- **STATED EXERCISE**
Reproduce the records below exactly as they appear, omitting any pictures they contain.

- **Dataset records on visual material**
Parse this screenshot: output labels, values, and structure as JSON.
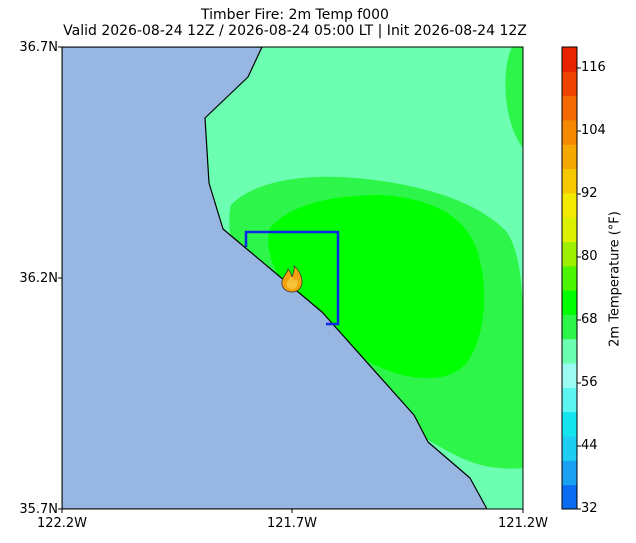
{
  "title": "Timber Fire: 2m Temp f000",
  "subtitle": "Valid 2026-08-24 12Z / 2026-08-24 05:00 LT | Init 2026-08-24 12Z",
  "map": {
    "lat_labels": [
      "36.7N",
      "36.2N",
      "35.7N"
    ],
    "lon_labels": [
      "122.2W",
      "121.7W",
      "121.2W"
    ],
    "extent": {
      "lon_min": -122.2,
      "lon_max": -121.2,
      "lat_min": 35.7,
      "lat_max": 36.7
    },
    "ocean_color": "#97b6e2",
    "fill_colors": {
      "56-62F": "#6cffb1",
      "62-68F": "#2ef54a",
      "68-74F": "#00ff00"
    },
    "marker": "fire-icon",
    "box_color": "#0b28e8"
  },
  "colorbar": {
    "label": "2m Temperature (°F)",
    "ticks": [
      "32",
      "44",
      "56",
      "68",
      "80",
      "92",
      "104",
      "116"
    ],
    "range": [
      32,
      120
    ],
    "colors": [
      "#0a6cf0",
      "#1aa0f0",
      "#1ecdf2",
      "#14e6f0",
      "#5cf5f0",
      "#9cfaf2",
      "#6cffb1",
      "#2ef54a",
      "#00ff00",
      "#4cf500",
      "#9ff000",
      "#dcf000",
      "#f2ea00",
      "#f5c800",
      "#f5a800",
      "#f58a00",
      "#f56a00",
      "#ee4400",
      "#e82400"
    ]
  }
}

- **OUTPUT FOR THIS TASK**
Parse this screenshot: output labels, values, and structure as JSON.
{
  "title": "Timber Fire: 2m Temp f000",
  "subtitle": "Valid 2026-08-24 12Z / 2026-08-24 05:00 LT | Init 2026-08-24 12Z",
  "map": {
    "lat_labels": [
      "36.7N",
      "36.2N",
      "35.7N"
    ],
    "lon_labels": [
      "122.2W",
      "121.7W",
      "121.2W"
    ],
    "extent": {
      "lon_min": -122.2,
      "lon_max": -121.2,
      "lat_min": 35.7,
      "lat_max": 36.7
    },
    "ocean_color": "#97b6e2",
    "fill_colors": {
      "56-62F": "#6cffb1",
      "62-68F": "#2ef54a",
      "68-74F": "#00ff00"
    },
    "marker": "fire-icon",
    "box_color": "#0b28e8"
  },
  "colorbar": {
    "label": "2m Temperature (°F)",
    "ticks": [
      "32",
      "44",
      "56",
      "68",
      "80",
      "92",
      "104",
      "116"
    ],
    "range": [
      32,
      120
    ],
    "colors": [
      "#0a6cf0",
      "#1aa0f0",
      "#1ecdf2",
      "#14e6f0",
      "#5cf5f0",
      "#9cfaf2",
      "#6cffb1",
      "#2ef54a",
      "#00ff00",
      "#4cf500",
      "#9ff000",
      "#dcf000",
      "#f2ea00",
      "#f5c800",
      "#f5a800",
      "#f58a00",
      "#f56a00",
      "#ee4400",
      "#e82400"
    ]
  }
}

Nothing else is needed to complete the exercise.